Saved data entries
········
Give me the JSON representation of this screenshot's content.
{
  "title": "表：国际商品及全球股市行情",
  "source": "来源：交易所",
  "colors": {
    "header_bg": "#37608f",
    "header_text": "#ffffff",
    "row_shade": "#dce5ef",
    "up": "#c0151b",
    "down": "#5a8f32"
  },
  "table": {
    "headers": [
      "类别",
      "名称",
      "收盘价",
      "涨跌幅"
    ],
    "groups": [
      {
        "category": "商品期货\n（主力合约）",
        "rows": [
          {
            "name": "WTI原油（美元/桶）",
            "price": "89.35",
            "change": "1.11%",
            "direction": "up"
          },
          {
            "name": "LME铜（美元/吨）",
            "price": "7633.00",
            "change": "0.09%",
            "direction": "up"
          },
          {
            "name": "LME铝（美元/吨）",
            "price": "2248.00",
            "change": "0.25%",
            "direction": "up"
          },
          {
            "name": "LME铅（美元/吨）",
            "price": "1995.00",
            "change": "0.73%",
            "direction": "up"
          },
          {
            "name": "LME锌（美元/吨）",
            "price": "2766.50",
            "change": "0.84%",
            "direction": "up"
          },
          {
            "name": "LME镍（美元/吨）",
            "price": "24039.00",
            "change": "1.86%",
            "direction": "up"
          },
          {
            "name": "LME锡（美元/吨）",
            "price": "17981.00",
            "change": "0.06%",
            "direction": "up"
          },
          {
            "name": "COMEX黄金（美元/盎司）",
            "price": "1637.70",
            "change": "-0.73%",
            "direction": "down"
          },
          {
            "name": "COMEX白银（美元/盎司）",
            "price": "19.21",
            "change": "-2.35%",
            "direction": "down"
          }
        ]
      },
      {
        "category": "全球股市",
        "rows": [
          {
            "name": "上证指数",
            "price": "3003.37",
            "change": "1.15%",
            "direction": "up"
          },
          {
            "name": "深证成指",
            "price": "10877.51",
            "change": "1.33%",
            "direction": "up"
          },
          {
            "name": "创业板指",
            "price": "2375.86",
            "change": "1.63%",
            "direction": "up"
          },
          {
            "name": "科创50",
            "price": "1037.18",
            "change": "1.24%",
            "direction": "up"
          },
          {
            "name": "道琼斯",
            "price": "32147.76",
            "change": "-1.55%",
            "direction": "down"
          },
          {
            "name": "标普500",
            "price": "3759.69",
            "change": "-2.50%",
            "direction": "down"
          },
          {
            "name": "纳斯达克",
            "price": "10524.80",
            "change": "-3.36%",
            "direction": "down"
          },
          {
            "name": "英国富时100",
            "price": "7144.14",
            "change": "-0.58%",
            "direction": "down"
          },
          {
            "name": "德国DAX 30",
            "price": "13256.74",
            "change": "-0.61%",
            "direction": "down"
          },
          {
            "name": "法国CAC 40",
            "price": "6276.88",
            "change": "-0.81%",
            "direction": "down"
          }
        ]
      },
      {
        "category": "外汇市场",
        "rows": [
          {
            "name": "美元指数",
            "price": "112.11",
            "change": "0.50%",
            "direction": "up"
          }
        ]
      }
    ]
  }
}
········
Task to carry out: Extract each line of the listing above, copying it word for word.

Finished task:
Give me the JSON representation of this screenshot's content.
{
  "title": "表：国际商品及全球股市行情",
  "source": "来源：交易所",
  "colors": {
    "header_bg": "#37608f",
    "header_text": "#ffffff",
    "row_shade": "#dce5ef",
    "up": "#c0151b",
    "down": "#5a8f32"
  },
  "table": {
    "headers": [
      "类别",
      "名称",
      "收盘价",
      "涨跌幅"
    ],
    "groups": [
      {
        "category": "商品期货\n（主力合约）",
        "rows": [
          {
            "name": "WTI原油（美元/桶）",
            "price": "89.35",
            "change": "1.11%",
            "direction": "up"
          },
          {
            "name": "LME铜（美元/吨）",
            "price": "7633.00",
            "change": "0.09%",
            "direction": "up"
          },
          {
            "name": "LME铝（美元/吨）",
            "price": "2248.00",
            "change": "0.25%",
            "direction": "up"
          },
          {
            "name": "LME铅（美元/吨）",
            "price": "1995.00",
            "change": "0.73%",
            "direction": "up"
          },
          {
            "name": "LME锌（美元/吨）",
            "price": "2766.50",
            "change": "0.84%",
            "direction": "up"
          },
          {
            "name": "LME镍（美元/吨）",
            "price": "24039.00",
            "change": "1.86%",
            "direction": "up"
          },
          {
            "name": "LME锡（美元/吨）",
            "price": "17981.00",
            "change": "0.06%",
            "direction": "up"
          },
          {
            "name": "COMEX黄金（美元/盎司）",
            "price": "1637.70",
            "change": "-0.73%",
            "direction": "down"
          },
          {
            "name": "COMEX白银（美元/盎司）",
            "price": "19.21",
            "change": "-2.35%",
            "direction": "down"
          }
        ]
      },
      {
        "category": "全球股市",
        "rows": [
          {
            "name": "上证指数",
            "price": "3003.37",
            "change": "1.15%",
            "direction": "up"
          },
          {
            "name": "深证成指",
            "price": "10877.51",
            "change": "1.33%",
            "direction": "up"
          },
          {
            "name": "创业板指",
            "price": "2375.86",
            "change": "1.63%",
            "direction": "up"
          },
          {
            "name": "科创50",
            "price": "1037.18",
            "change": "1.24%",
            "direction": "up"
          },
          {
            "name": "道琼斯",
            "price": "32147.76",
            "change": "-1.55%",
            "direction": "down"
          },
          {
            "name": "标普500",
            "price": "3759.69",
            "change": "-2.50%",
            "direction": "down"
          },
          {
            "name": "纳斯达克",
            "price": "10524.80",
            "change": "-3.36%",
            "direction": "down"
          },
          {
            "name": "英国富时100",
            "price": "7144.14",
            "change": "-0.58%",
            "direction": "down"
          },
          {
            "name": "德国DAX 30",
            "price": "13256.74",
            "change": "-0.61%",
            "direction": "down"
          },
          {
            "name": "法国CAC 40",
            "price": "6276.88",
            "change": "-0.81%",
            "direction": "down"
          }
        ]
      },
      {
        "category": "外汇市场",
        "rows": [
          {
            "name": "美元指数",
            "price": "112.11",
            "change": "0.50%",
            "direction": "up"
          }
        ]
      }
    ]
  }
}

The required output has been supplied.